**Given exercise**
Look through the material and copy each line holding "simples".

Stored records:

^^^^

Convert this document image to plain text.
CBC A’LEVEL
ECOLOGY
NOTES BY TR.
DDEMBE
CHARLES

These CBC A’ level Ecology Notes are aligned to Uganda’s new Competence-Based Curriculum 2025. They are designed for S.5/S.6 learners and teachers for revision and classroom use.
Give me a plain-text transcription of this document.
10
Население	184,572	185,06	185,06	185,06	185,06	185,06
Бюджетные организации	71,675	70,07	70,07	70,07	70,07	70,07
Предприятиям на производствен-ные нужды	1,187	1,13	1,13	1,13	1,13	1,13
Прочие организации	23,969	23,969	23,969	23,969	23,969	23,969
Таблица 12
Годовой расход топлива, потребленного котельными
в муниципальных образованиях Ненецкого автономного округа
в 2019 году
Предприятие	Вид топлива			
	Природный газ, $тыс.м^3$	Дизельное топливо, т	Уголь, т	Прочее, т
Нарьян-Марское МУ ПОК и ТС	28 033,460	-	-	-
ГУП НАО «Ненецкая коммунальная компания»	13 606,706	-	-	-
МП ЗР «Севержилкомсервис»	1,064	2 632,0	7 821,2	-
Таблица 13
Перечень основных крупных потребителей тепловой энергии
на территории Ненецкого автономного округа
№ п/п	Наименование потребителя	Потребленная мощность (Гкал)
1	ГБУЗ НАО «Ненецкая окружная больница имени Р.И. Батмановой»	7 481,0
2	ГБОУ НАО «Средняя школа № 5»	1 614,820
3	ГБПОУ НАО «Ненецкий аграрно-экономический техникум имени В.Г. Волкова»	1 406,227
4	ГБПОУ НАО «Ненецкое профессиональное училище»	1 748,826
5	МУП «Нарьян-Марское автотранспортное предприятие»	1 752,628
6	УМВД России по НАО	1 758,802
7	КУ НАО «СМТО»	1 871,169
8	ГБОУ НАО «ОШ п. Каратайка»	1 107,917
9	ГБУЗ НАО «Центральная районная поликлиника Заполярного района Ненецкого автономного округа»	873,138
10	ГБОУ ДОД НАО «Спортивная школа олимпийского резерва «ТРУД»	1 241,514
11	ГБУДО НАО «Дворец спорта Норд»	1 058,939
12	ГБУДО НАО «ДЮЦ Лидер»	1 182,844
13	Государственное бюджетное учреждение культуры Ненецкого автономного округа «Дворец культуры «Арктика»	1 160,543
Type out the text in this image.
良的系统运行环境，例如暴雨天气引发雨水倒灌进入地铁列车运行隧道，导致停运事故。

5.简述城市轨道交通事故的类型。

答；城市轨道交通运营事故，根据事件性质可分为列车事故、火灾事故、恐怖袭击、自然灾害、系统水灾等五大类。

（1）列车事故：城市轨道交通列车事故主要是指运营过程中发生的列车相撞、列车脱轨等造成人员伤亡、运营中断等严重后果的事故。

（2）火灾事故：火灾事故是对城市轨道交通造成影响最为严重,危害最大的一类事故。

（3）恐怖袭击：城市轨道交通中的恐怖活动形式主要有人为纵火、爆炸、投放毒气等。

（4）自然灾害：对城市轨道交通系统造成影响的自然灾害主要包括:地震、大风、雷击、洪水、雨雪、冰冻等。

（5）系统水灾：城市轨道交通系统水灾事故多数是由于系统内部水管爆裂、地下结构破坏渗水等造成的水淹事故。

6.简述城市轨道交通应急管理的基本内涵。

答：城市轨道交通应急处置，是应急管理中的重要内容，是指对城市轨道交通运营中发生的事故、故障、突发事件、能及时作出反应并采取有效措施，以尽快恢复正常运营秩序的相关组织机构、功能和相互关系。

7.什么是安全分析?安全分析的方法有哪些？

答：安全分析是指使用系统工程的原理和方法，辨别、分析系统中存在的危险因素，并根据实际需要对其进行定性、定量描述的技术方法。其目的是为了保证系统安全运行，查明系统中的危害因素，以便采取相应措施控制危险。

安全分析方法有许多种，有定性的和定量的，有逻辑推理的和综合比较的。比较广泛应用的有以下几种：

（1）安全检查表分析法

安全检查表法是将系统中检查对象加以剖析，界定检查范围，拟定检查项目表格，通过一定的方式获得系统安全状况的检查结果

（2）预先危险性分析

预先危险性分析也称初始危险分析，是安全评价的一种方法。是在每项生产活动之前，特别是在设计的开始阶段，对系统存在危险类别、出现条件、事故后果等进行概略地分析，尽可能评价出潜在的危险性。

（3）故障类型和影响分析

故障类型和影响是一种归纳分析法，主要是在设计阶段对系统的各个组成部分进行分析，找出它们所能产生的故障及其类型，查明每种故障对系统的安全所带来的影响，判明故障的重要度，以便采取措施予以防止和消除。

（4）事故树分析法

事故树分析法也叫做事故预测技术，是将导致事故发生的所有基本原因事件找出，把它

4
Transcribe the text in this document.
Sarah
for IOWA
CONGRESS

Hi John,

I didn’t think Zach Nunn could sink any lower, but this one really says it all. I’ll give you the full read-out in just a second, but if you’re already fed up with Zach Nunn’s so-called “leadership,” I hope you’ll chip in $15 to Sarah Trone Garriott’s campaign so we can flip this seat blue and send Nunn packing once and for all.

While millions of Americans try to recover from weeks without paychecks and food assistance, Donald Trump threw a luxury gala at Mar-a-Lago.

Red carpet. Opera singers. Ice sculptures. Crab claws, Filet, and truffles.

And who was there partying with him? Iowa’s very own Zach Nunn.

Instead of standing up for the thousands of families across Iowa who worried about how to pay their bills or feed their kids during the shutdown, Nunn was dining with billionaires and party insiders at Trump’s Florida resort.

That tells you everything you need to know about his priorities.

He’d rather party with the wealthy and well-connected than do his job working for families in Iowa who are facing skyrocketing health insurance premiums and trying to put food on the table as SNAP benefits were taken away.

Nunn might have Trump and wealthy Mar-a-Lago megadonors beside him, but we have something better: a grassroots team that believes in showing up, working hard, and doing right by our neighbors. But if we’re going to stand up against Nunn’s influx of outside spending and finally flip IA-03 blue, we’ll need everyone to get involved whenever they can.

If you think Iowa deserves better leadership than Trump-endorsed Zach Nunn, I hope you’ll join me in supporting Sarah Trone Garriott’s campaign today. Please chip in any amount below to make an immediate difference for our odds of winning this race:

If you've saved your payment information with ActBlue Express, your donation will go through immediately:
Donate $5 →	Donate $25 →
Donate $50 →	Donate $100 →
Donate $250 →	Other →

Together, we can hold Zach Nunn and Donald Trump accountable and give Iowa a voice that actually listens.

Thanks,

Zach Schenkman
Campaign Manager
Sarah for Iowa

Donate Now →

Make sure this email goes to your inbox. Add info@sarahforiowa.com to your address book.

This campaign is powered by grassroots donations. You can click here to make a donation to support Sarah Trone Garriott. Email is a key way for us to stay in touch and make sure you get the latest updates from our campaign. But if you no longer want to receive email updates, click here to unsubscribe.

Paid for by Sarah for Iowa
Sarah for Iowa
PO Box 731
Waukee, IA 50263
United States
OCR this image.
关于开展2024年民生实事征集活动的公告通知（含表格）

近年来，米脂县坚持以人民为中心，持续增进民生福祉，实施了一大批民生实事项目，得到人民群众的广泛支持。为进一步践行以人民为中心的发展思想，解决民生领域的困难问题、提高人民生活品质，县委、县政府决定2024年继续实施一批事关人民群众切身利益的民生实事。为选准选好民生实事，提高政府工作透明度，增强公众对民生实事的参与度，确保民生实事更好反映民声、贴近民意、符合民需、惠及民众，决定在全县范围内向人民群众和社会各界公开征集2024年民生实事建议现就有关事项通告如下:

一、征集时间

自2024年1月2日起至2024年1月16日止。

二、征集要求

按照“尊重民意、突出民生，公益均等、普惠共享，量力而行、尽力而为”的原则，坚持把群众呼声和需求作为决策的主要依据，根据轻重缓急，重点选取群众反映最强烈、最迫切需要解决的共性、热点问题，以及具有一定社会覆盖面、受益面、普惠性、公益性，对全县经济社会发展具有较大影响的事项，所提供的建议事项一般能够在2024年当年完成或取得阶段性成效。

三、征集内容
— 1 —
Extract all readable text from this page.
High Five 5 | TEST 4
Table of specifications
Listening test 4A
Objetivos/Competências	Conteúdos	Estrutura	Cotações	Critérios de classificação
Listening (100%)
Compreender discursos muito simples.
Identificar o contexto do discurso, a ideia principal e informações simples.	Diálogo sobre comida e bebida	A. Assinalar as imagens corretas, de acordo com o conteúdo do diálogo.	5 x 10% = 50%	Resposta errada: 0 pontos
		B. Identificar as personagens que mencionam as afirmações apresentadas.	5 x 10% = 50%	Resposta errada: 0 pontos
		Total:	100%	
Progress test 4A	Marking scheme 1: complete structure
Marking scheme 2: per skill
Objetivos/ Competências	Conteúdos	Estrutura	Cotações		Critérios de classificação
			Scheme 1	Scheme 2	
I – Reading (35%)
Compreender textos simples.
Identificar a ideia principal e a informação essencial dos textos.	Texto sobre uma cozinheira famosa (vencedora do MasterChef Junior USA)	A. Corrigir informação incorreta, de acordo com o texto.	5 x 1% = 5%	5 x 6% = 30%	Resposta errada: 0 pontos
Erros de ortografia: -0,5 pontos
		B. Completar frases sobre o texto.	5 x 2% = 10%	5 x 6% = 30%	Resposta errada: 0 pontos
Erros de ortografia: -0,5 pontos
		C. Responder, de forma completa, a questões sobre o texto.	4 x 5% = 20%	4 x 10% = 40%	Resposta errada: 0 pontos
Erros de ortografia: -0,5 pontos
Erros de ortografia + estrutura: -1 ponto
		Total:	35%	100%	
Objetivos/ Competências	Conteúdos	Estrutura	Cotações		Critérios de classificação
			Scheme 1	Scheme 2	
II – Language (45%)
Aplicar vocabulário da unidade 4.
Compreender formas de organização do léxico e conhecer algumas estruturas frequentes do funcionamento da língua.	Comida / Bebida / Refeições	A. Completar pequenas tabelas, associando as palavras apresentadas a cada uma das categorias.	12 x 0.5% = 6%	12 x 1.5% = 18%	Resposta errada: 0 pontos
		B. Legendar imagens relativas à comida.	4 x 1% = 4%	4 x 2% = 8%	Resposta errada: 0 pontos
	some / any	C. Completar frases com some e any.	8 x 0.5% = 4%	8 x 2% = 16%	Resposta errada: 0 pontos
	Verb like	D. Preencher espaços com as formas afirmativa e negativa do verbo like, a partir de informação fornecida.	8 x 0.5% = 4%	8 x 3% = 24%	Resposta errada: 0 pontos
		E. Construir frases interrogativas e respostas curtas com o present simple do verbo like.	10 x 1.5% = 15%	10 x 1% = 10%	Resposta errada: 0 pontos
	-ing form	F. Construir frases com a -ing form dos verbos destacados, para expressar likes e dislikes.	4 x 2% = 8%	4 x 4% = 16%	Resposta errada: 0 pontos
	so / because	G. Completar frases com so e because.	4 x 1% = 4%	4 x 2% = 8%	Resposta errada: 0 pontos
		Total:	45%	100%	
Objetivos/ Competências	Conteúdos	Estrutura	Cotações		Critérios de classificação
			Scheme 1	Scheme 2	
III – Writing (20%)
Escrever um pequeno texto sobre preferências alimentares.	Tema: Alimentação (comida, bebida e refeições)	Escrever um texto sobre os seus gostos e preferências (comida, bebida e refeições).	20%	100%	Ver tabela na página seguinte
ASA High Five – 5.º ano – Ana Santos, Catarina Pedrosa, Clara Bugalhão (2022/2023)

^^^^

**Output**
Compreender discursos muito simples.
Identificar o contexto do discurso, a ideia principal e informações simples.	Diálogo sobre comida e bebida	A. Assinalar as imagens corretas, de acordo com o conteúdo do diálogo.	5 x 10% = 50%	Resposta errada: 0 pontos
Compreender textos simples.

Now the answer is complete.